Please quote the material below word for word, starting with its first line and going on through the line containing "66, 715, 185]".

Records
────────────────────────────────────────
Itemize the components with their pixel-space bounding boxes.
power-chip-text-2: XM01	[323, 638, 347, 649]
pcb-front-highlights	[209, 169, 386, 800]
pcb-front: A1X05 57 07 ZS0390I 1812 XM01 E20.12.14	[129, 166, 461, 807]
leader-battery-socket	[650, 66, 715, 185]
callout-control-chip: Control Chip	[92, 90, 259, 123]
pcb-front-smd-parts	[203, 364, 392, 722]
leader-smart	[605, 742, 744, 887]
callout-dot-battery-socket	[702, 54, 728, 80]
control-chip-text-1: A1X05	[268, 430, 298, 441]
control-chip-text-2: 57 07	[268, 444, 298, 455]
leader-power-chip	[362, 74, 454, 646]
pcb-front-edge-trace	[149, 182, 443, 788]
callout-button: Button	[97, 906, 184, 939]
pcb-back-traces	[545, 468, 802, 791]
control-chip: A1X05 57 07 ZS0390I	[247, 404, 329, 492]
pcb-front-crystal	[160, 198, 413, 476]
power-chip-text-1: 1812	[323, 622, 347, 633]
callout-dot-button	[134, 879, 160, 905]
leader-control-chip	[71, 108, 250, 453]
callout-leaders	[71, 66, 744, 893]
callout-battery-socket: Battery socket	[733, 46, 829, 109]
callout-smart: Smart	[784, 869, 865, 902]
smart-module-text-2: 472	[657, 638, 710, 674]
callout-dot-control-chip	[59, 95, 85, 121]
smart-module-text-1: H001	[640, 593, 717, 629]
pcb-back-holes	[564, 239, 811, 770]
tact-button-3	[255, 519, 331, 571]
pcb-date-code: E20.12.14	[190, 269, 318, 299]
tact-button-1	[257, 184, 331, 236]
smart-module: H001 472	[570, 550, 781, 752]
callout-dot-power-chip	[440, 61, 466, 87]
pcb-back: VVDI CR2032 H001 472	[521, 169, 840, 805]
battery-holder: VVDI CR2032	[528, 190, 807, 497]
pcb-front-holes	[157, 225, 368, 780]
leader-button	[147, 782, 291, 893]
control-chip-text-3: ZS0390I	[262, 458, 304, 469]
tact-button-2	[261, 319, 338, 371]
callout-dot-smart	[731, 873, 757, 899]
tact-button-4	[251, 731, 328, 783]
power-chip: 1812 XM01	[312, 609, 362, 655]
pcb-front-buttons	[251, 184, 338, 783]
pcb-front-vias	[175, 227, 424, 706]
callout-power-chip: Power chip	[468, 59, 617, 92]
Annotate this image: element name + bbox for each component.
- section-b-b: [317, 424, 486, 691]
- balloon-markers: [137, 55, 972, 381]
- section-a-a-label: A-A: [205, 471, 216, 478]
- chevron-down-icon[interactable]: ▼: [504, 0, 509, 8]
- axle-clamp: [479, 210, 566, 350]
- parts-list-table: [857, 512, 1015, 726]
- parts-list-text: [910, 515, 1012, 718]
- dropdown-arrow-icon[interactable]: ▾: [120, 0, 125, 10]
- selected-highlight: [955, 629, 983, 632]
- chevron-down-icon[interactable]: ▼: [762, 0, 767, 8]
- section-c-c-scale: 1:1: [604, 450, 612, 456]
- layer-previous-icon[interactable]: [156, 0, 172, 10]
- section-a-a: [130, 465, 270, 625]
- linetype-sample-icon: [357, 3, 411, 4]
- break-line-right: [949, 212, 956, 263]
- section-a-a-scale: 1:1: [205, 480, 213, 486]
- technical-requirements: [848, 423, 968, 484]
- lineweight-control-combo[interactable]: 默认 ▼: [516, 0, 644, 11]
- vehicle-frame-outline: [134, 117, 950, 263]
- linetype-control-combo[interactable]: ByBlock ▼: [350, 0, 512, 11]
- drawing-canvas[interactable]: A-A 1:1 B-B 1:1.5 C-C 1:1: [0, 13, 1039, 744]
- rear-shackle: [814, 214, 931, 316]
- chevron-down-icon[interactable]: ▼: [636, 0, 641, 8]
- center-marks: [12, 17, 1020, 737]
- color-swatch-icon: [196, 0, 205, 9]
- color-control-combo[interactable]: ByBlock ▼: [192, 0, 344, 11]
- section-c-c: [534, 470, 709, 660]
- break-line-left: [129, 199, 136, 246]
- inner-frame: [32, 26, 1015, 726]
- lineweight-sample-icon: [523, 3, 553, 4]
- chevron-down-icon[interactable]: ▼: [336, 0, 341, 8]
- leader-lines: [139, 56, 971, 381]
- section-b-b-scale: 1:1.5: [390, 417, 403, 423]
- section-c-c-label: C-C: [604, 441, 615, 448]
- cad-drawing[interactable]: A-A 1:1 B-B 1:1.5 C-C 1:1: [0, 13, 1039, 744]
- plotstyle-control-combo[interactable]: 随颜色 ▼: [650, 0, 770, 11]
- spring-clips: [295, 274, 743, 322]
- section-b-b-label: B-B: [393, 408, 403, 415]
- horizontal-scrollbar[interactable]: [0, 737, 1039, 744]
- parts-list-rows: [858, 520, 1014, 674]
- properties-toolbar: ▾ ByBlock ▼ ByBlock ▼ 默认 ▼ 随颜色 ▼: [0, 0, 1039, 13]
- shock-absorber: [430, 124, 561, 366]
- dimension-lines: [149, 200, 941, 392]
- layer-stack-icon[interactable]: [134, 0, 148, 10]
────────────────────────────────────────
**Exercise solution:**
Itemize the components with their pixel-space bounding boxes.
power-chip-text-2: XM01	[323, 638, 347, 649]
pcb-front-highlights	[209, 169, 386, 800]
pcb-front: A1X05 57 07 ZS0390I 1812 XM01 E20.12.14	[129, 166, 461, 807]
leader-battery-socket	[650, 66, 715, 185]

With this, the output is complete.